> [Source extract]:
--- BEGIN ---

France's scrum-half Dimitri Yachvili (centre left) runs with the ball during the IRB Rugby World Cup quarter final between England and France at Eden Park in Auckland, New Zealand, Saturday, Oct. 8, 2011. (AAP Image/AFP, Franck Fife)

It has been noted by many commentators that the four teams in the RWC 2011 semi-finals are the same sides that contested the semis in RWC 1987. There is, though, a different lineup of matches. In 1987, New Zealand played Wales and Australia played France.

The All Blacks played splendidly to defeat Wales comfortably.

The Wallabies, the favourites to win the tournament, were eliminated with a late-minute try by Serge Blanco. There was a hint of a knock-on in the build-up phases to the try.

The Wallaby coach, Alan Jones and others, made a fuss about supposed mistake by the referee. Refereeing misdemeanours, if this was in fact a mistake, have always been with us in RWC tournaments, it seems.

--- END ---

> [Given information]:
--- BEGIN ---

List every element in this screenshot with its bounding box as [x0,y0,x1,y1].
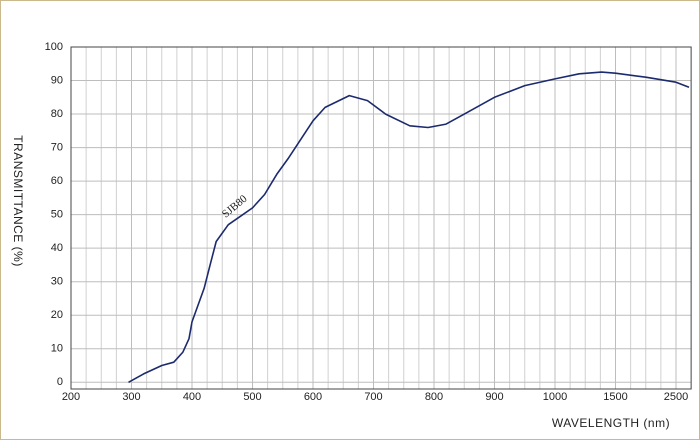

--- END ---

> [What you will do]:
1. In the rugby World Cup commentary, which player scored the late-minute try that eliminated the Wallabies in 1987?
2. Carry on the rugby World Cup commentary past its final sentence.

> [Results of the tasks]:
1. Serge Blanco

2.
This should provide something of a context for the ferocious attack from South Africans on the New Zealand referee, Bryce Lawrence, over his handling of the Australia vs South Africa quarter-final.

You expect supporters to go over the top when a referee does not seem to help their side win an important match. And South African supporters are among the most vicious and foul-tongued going around.

Some of the emails I have received, for instance, from South Africans, many of them judging from their job descriptions on the bottom of their emails in important executive positions, are unprintable, even in the most vulgar of websites.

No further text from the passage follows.